**What to do:** Present every line of the entries below as a numbered list, omitting any blank lines. Leave the pictures out of your answer.

## begin Recorded information

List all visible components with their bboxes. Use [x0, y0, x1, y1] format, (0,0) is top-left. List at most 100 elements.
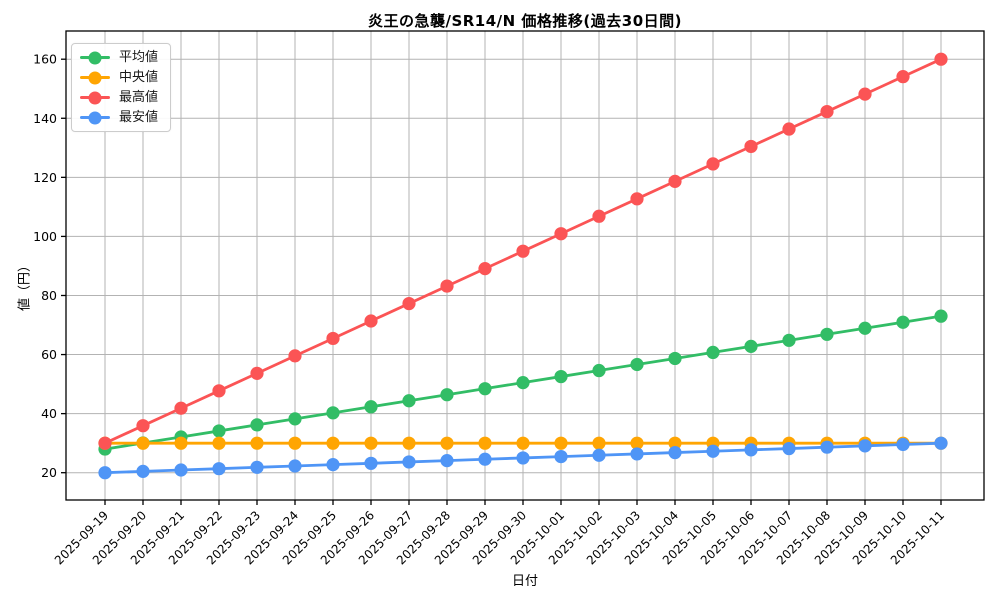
legend-label-average: 平均値 — [119, 50, 159, 65]
data-point — [288, 459, 302, 473]
data-point — [212, 436, 226, 450]
data-point — [744, 339, 758, 353]
series-平均値 — [98, 309, 948, 456]
data-point — [478, 262, 492, 276]
data-point — [706, 157, 720, 171]
data-point — [858, 87, 872, 101]
plot-border — [65, 30, 985, 501]
legend-label-median: 中央値 — [119, 70, 159, 85]
series-最安値 — [98, 436, 948, 480]
data-point — [896, 70, 910, 84]
data-point — [744, 139, 758, 154]
y-tick-label: 80 — [41, 288, 57, 303]
series-最高値 — [98, 52, 948, 450]
y-tick-label: 20 — [41, 465, 57, 480]
data-point — [174, 463, 188, 477]
legend-item-min: 最安値 — [80, 111, 158, 124]
data-point — [706, 444, 720, 458]
legend-label-min: 最安値 — [119, 110, 159, 125]
data-point — [98, 436, 112, 450]
data-point — [858, 321, 872, 335]
data-point — [896, 437, 910, 452]
data-point — [744, 443, 758, 457]
data-point — [478, 382, 492, 396]
data-point — [212, 384, 226, 398]
data-point — [174, 436, 188, 450]
data-point — [516, 244, 530, 258]
data-point — [250, 436, 264, 450]
data-point — [402, 436, 416, 450]
data-point — [820, 327, 834, 341]
data-point — [326, 458, 340, 472]
data-point — [516, 376, 530, 390]
data-point — [630, 436, 644, 450]
data-point — [136, 436, 150, 450]
y-axis-label: 値（円） — [17, 258, 33, 312]
data-point — [212, 462, 226, 476]
data-point — [934, 309, 948, 323]
data-point — [706, 345, 720, 360]
y-tick-label: 140 — [33, 111, 57, 126]
data-point — [554, 436, 568, 450]
data-point — [516, 451, 530, 465]
data-point — [820, 104, 834, 119]
data-point — [250, 418, 264, 432]
data-point — [364, 436, 378, 450]
y-tick-label: 160 — [33, 52, 57, 67]
data-point — [478, 436, 492, 450]
data-point — [250, 460, 264, 474]
data-point — [934, 436, 948, 450]
data-point — [554, 450, 568, 464]
data-point — [212, 424, 226, 438]
data-point — [630, 447, 644, 461]
y-axis: 20 40 60 80 100 120 140 160 — [33, 52, 66, 480]
data-point — [288, 412, 302, 426]
data-point — [858, 439, 872, 453]
data-point — [402, 455, 416, 469]
data-point — [782, 122, 796, 136]
data-point — [402, 296, 416, 311]
data-point — [440, 279, 454, 293]
data-point — [782, 333, 796, 347]
data-point — [554, 227, 568, 241]
data-point — [288, 436, 302, 450]
data-point — [896, 315, 910, 329]
legend-marker-min — [80, 111, 110, 124]
y-tick-label: 40 — [41, 406, 57, 421]
legend-item-average: 平均値 — [80, 51, 158, 64]
data-point — [364, 314, 378, 328]
data-point — [440, 388, 454, 402]
legend-marker-max — [80, 91, 110, 104]
data-point — [174, 401, 188, 415]
data-point — [364, 400, 378, 414]
data-point — [630, 192, 644, 206]
data-point — [478, 452, 492, 466]
legend-label-max: 最高値 — [119, 90, 159, 105]
data-point — [668, 445, 682, 460]
data-point — [326, 436, 340, 450]
data-point — [326, 331, 340, 346]
data-point — [364, 456, 378, 470]
data-point — [592, 363, 606, 378]
data-point — [136, 419, 150, 433]
legend-marker-median — [80, 71, 110, 84]
data-point — [250, 366, 264, 380]
data-point — [668, 436, 682, 450]
y-tick-label: 120 — [33, 170, 57, 185]
data-point — [326, 406, 340, 420]
data-point — [516, 436, 530, 450]
chart-title: 炎王の急襲/SR14/N 価格推移(過去30日間) — [367, 12, 683, 30]
data-point — [782, 441, 796, 456]
data-point — [440, 454, 454, 468]
data-point — [630, 357, 644, 372]
data-point — [820, 440, 834, 454]
data-point — [592, 436, 606, 450]
legend-item-median: 中央値 — [80, 71, 158, 84]
x-axis-label: 日付 — [511, 574, 538, 589]
legend-marker-average — [80, 51, 110, 64]
data-point — [668, 351, 682, 366]
y-tick-label: 60 — [41, 347, 57, 362]
x-axis: 2025-09-192025-09-202025-09-212025-09-22… — [52, 500, 947, 567]
data-point — [592, 448, 606, 462]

## end Recorded information

**Solution:**
1. List all visible components with their bboxes. Use [x0, y0, x1, y1] format, (0,0) is top-left. List at most 100 elements.
2. legend-label-average: 平均値 — [119, 50, 159, 65]
3. data-point — [288, 459, 302, 473]
4. data-point — [212, 436, 226, 450]
5. data-point — [744, 339, 758, 353]
6. series-平均値 — [98, 309, 948, 456]
7. data-point — [478, 262, 492, 276]
8. data-point — [706, 157, 720, 171]
9. data-point — [858, 87, 872, 101]
10. plot-border — [65, 30, 985, 501]
11. legend-label-median: 中央値 — [119, 70, 159, 85]
12. series-最安値 — [98, 436, 948, 480]
13. data-point — [896, 70, 910, 84]
14. data-point — [744, 139, 758, 154]
15. y-tick-label: 80 — [41, 288, 57, 303]
16. series-最高値 — [98, 52, 948, 450]
17. y-tick-label: 20 — [41, 465, 57, 480]
18. data-point — [174, 463, 188, 477]
19. legend-item-min: 最安値 — [80, 111, 158, 124]
20. data-point — [706, 444, 720, 458]
21. legend-label-min: 最安値 — [119, 110, 159, 125]
22. data-point — [98, 436, 112, 450]
23. data-point — [858, 321, 872, 335]
24. data-point — [896, 437, 910, 452]
25. data-point — [744, 443, 758, 457]
26. data-point — [478, 382, 492, 396]
27. data-point — [212, 384, 226, 398]
28. data-point — [174, 436, 188, 450]
29. data-point — [516, 244, 530, 258]
30. data-point — [250, 436, 264, 450]
31. data-point — [402, 436, 416, 450]
32. data-point — [820, 327, 834, 341]
33. data-point — [326, 458, 340, 472]
34. data-point — [516, 376, 530, 390]
35. data-point — [630, 436, 644, 450]
36. data-point — [136, 436, 150, 450]
37. y-axis-label: 値（円） — [17, 258, 33, 312]
38. data-point — [212, 462, 226, 476]
39. data-point — [934, 309, 948, 323]
40. data-point — [706, 345, 720, 360]
41. y-tick-label: 140 — [33, 111, 57, 126]
42. data-point — [554, 436, 568, 450]
43. data-point — [516, 451, 530, 465]
44. data-point — [820, 104, 834, 119]
45. data-point — [250, 418, 264, 432]
46. data-point — [364, 436, 378, 450]
47. y-tick-label: 160 — [33, 52, 57, 67]
48. data-point — [478, 436, 492, 450]
49. data-point — [250, 460, 264, 474]
50. data-point — [934, 436, 948, 450]
51. data-point — [554, 450, 568, 464]
52. data-point — [212, 424, 226, 438]
53. data-point — [630, 447, 644, 461]
54. y-axis: 20 40 60 80 100 120 140 160 — [33, 52, 66, 480]
55. data-point — [288, 412, 302, 426]
56. data-point — [858, 439, 872, 453]
57. data-point — [402, 455, 416, 469]
58. data-point — [782, 122, 796, 136]
59. data-point — [402, 296, 416, 311]
60. data-point — [440, 279, 454, 293]
61. data-point — [782, 333, 796, 347]
62. data-point — [554, 227, 568, 241]
63. data-point — [288, 436, 302, 450]
64. data-point — [896, 315, 910, 329]
65. legend-marker-min — [80, 111, 110, 124]
66. y-tick-label: 40 — [41, 406, 57, 421]
67. legend-item-average: 平均値 — [80, 51, 158, 64]
68. data-point — [364, 314, 378, 328]
69. data-point — [440, 388, 454, 402]
70. legend-marker-max — [80, 91, 110, 104]
71. data-point — [174, 401, 188, 415]
72. data-point — [364, 400, 378, 414]
73. data-point — [630, 192, 644, 206]
74. data-point — [478, 452, 492, 466]
75. legend-label-max: 最高値 — [119, 90, 159, 105]
76. data-point — [668, 445, 682, 460]
77. data-point — [326, 436, 340, 450]
78. data-point — [326, 331, 340, 346]
79. data-point — [364, 456, 378, 470]
80. data-point — [592, 363, 606, 378]
81. data-point — [136, 419, 150, 433]
82. legend-marker-median — [80, 71, 110, 84]
83. data-point — [250, 366, 264, 380]
84. data-point — [668, 436, 682, 450]
85. y-tick-label: 120 — [33, 170, 57, 185]
86. data-point — [326, 406, 340, 420]
87. data-point — [516, 436, 530, 450]
88. chart-title: 炎王の急襲/SR14/N 価格推移(過去30日間) — [367, 12, 683, 30]
89. data-point — [782, 441, 796, 456]
90. data-point — [440, 454, 454, 468]
91. data-point — [630, 357, 644, 372]
92. data-point — [820, 440, 834, 454]
93. data-point — [592, 436, 606, 450]
94. legend-item-median: 中央値 — [80, 71, 158, 84]
95. x-axis-label: 日付 — [511, 574, 538, 589]
96. legend-marker-average — [80, 51, 110, 64]
97. data-point — [668, 351, 682, 366]
98. y-tick-label: 60 — [41, 347, 57, 362]
99. x-axis: 2025-09-192025-09-202025-09-212025-09-22… — [52, 500, 947, 567]
100. data-point — [592, 448, 606, 462]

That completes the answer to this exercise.